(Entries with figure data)
_ _ _ _ _

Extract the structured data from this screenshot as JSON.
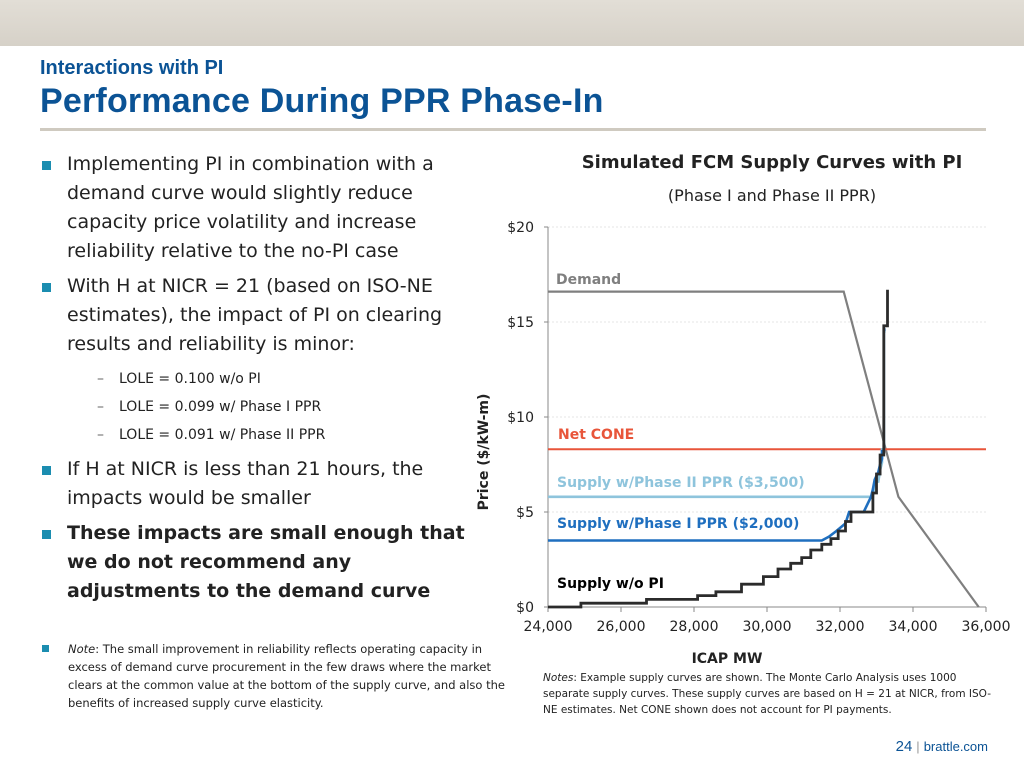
{
  "header": {
    "kicker": "Interactions with PI",
    "title": "Performance During PPR Phase-In"
  },
  "bullets": [
    "Implementing PI in combination with a demand curve would slightly reduce capacity price volatility and increase reliability relative to the no-PI case",
    "With H at NICR = 21 (based on ISO-NE estimates), the impact of PI on clearing results and reliability is minor:",
    "If H at NICR is less than 21 hours, the impacts would be smaller",
    "These impacts are small enough that we do not recommend any adjustments to the demand curve"
  ],
  "sub_bullets": [
    "LOLE = 0.100 w/o PI",
    "LOLE = 0.099 w/ Phase I PPR",
    "LOLE = 0.091 w/ Phase II PPR"
  ],
  "note": {
    "label": "Note",
    "text": ": The small improvement in reliability reflects operating capacity in excess of demand curve procurement in the few draws where the market clears at the common value at the bottom of the supply curve, and also the benefits of increased supply curve elasticity."
  },
  "chart_notes": {
    "label": "Notes",
    "text": ": Example supply curves are shown. The Monte Carlo Analysis uses 1000 separate supply curves. These supply curves are based on H = 21 at NICR, from ISO-NE estimates. Net CONE shown does not account for PI payments."
  },
  "footer": {
    "page": "24",
    "site": "brattle.com"
  },
  "colors": {
    "brand_blue": "#0b5395",
    "bullet_teal": "#1b8db0",
    "demand": "#7f7f7f",
    "net_cone": "#e8553a",
    "supply_phase2": "#8ec4dc",
    "supply_phase1": "#1f6fbf",
    "supply_no_pi": "#2b2b2b"
  },
  "chart_data": {
    "type": "line",
    "title": "Simulated FCM Supply Curves with PI",
    "subtitle": "(Phase I and Phase II PPR)",
    "xlabel": "ICAP MW",
    "ylabel": "Price ($/kW-m)",
    "xlim": [
      24000,
      36000
    ],
    "ylim": [
      0,
      20
    ],
    "x_ticks": [
      "24,000",
      "26,000",
      "28,000",
      "30,000",
      "32,000",
      "34,000",
      "36,000"
    ],
    "y_ticks": [
      "$0",
      "$5",
      "$10",
      "$15",
      "$20"
    ],
    "x_tick_values": [
      24000,
      26000,
      28000,
      30000,
      32000,
      34000,
      36000
    ],
    "y_tick_values": [
      0,
      5,
      10,
      15,
      20
    ],
    "grid": "horizontal",
    "series": [
      {
        "name": "Demand",
        "x": [
          24000,
          32100,
          33600,
          35800
        ],
        "y": [
          16.6,
          16.6,
          5.8,
          0
        ]
      },
      {
        "name": "Net CONE",
        "x": [
          24000,
          36000
        ],
        "y": [
          8.3,
          8.3
        ]
      },
      {
        "name": "Supply w/Phase II PPR ($3,500)",
        "x": [
          24000,
          32900,
          32950,
          33050,
          33100,
          33150,
          33150,
          33200,
          33200,
          33250
        ],
        "y": [
          5.8,
          5.8,
          6.6,
          6.6,
          7.2,
          7.6,
          8.3,
          8.3,
          14.5,
          14.5
        ]
      },
      {
        "name": "Supply w/Phase I PPR ($2,000)",
        "x": [
          24000,
          31500,
          31700,
          31900,
          32150,
          32250,
          32650,
          32850,
          32900,
          32950,
          33050,
          33100,
          33150,
          33150,
          33200,
          33200,
          33250
        ],
        "y": [
          3.5,
          3.5,
          3.7,
          4.0,
          4.4,
          5.0,
          5.0,
          5.8,
          6.2,
          6.7,
          7.1,
          7.5,
          7.8,
          8.2,
          8.2,
          14.6,
          14.6
        ]
      },
      {
        "name": "Supply w/o PI",
        "x": [
          24000,
          24900,
          24900,
          26700,
          26700,
          28100,
          28100,
          28600,
          28600,
          29300,
          29300,
          29900,
          29900,
          30300,
          30300,
          30650,
          30650,
          30950,
          30950,
          31200,
          31200,
          31500,
          31500,
          31750,
          31750,
          31950,
          31950,
          32150,
          32150,
          32300,
          32300,
          32900,
          32900,
          33000,
          33000,
          33100,
          33100,
          33200,
          33200,
          33300,
          33300
        ],
        "y": [
          0,
          0,
          0.2,
          0.2,
          0.4,
          0.4,
          0.6,
          0.6,
          0.8,
          0.8,
          1.2,
          1.2,
          1.6,
          1.6,
          2.0,
          2.0,
          2.3,
          2.3,
          2.6,
          2.6,
          3.0,
          3.0,
          3.3,
          3.3,
          3.6,
          3.6,
          4.0,
          4.0,
          4.5,
          4.5,
          5.0,
          5.0,
          6.0,
          6.0,
          7.0,
          7.0,
          8.0,
          8.0,
          14.8,
          14.8,
          16.7
        ]
      }
    ],
    "annotations": [
      "Demand",
      "Net CONE",
      "Supply w/Phase II PPR ($3,500)",
      "Supply w/Phase I PPR ($2,000)",
      "Supply w/o PI"
    ]
  }
}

_ _ _ _ _

_Task brief_. Pictures don't belong in the copy. Transcribe every record exactly as it appears.

_Answer to this problem_.
Extract the structured data from this screenshot as JSON.
{
  "header": {
    "kicker": "Interactions with PI",
    "title": "Performance During PPR Phase-In"
  },
  "bullets": [
    "Implementing PI in combination with a demand curve would slightly reduce capacity price volatility and increase reliability relative to the no-PI case",
    "With H at NICR = 21 (based on ISO-NE estimates), the impact of PI on clearing results and reliability is minor:",
    "If H at NICR is less than 21 hours, the impacts would be smaller",
    "These impacts are small enough that we do not recommend any adjustments to the demand curve"
  ],
  "sub_bullets": [
    "LOLE = 0.100 w/o PI",
    "LOLE = 0.099 w/ Phase I PPR",
    "LOLE = 0.091 w/ Phase II PPR"
  ],
  "note": {
    "label": "Note",
    "text": ": The small improvement in reliability reflects operating capacity in excess of demand curve procurement in the few draws where the market clears at the common value at the bottom of the supply curve, and also the benefits of increased supply curve elasticity."
  },
  "chart_notes": {
    "label": "Notes",
    "text": ": Example supply curves are shown. The Monte Carlo Analysis uses 1000 separate supply curves. These supply curves are based on H = 21 at NICR, from ISO-NE estimates. Net CONE shown does not account for PI payments."
  },
  "footer": {
    "page": "24",
    "site": "brattle.com"
  },
  "colors": {
    "brand_blue": "#0b5395",
    "bullet_teal": "#1b8db0",
    "demand": "#7f7f7f",
    "net_cone": "#e8553a",
    "supply_phase2": "#8ec4dc",
    "supply_phase1": "#1f6fbf",
    "supply_no_pi": "#2b2b2b"
  },
  "chart_data": {
    "type": "line",
    "title": "Simulated FCM Supply Curves with PI",
    "subtitle": "(Phase I and Phase II PPR)",
    "xlabel": "ICAP MW",
    "ylabel": "Price ($/kW-m)",
    "xlim": [
      24000,
      36000
    ],
    "ylim": [
      0,
      20
    ],
    "x_ticks": [
      "24,000",
      "26,000",
      "28,000",
      "30,000",
      "32,000",
      "34,000",
      "36,000"
    ],
    "y_ticks": [
      "$0",
      "$5",
      "$10",
      "$15",
      "$20"
    ],
    "x_tick_values": [
      24000,
      26000,
      28000,
      30000,
      32000,
      34000,
      36000
    ],
    "y_tick_values": [
      0,
      5,
      10,
      15,
      20
    ],
    "grid": "horizontal",
    "series": [
      {
        "name": "Demand",
        "x": [
          24000,
          32100,
          33600,
          35800
        ],
        "y": [
          16.6,
          16.6,
          5.8,
          0
        ]
      },
      {
        "name": "Net CONE",
        "x": [
          24000,
          36000
        ],
        "y": [
          8.3,
          8.3
        ]
      },
      {
        "name": "Supply w/Phase II PPR ($3,500)",
        "x": [
          24000,
          32900,
          32950,
          33050,
          33100,
          33150,
          33150,
          33200,
          33200,
          33250
        ],
        "y": [
          5.8,
          5.8,
          6.6,
          6.6,
          7.2,
          7.6,
          8.3,
          8.3,
          14.5,
          14.5
        ]
      },
      {
        "name": "Supply w/Phase I PPR ($2,000)",
        "x": [
          24000,
          31500,
          31700,
          31900,
          32150,
          32250,
          32650,
          32850,
          32900,
          32950,
          33050,
          33100,
          33150,
          33150,
          33200,
          33200,
          33250
        ],
        "y": [
          3.5,
          3.5,
          3.7,
          4.0,
          4.4,
          5.0,
          5.0,
          5.8,
          6.2,
          6.7,
          7.1,
          7.5,
          7.8,
          8.2,
          8.2,
          14.6,
          14.6
        ]
      },
      {
        "name": "Supply w/o PI",
        "x": [
          24000,
          24900,
          24900,
          26700,
          26700,
          28100,
          28100,
          28600,
          28600,
          29300,
          29300,
          29900,
          29900,
          30300,
          30300,
          30650,
          30650,
          30950,
          30950,
          31200,
          31200,
          31500,
          31500,
          31750,
          31750,
          31950,
          31950,
          32150,
          32150,
          32300,
          32300,
          32900,
          32900,
          33000,
          33000,
          33100,
          33100,
          33200,
          33200,
          33300,
          33300
        ],
        "y": [
          0,
          0,
          0.2,
          0.2,
          0.4,
          0.4,
          0.6,
          0.6,
          0.8,
          0.8,
          1.2,
          1.2,
          1.6,
          1.6,
          2.0,
          2.0,
          2.3,
          2.3,
          2.6,
          2.6,
          3.0,
          3.0,
          3.3,
          3.3,
          3.6,
          3.6,
          4.0,
          4.0,
          4.5,
          4.5,
          5.0,
          5.0,
          6.0,
          6.0,
          7.0,
          7.0,
          8.0,
          8.0,
          14.8,
          14.8,
          16.7
        ]
      }
    ],
    "annotations": [
      "Demand",
      "Net CONE",
      "Supply w/Phase II PPR ($3,500)",
      "Supply w/Phase I PPR ($2,000)",
      "Supply w/o PI"
    ]
  }
}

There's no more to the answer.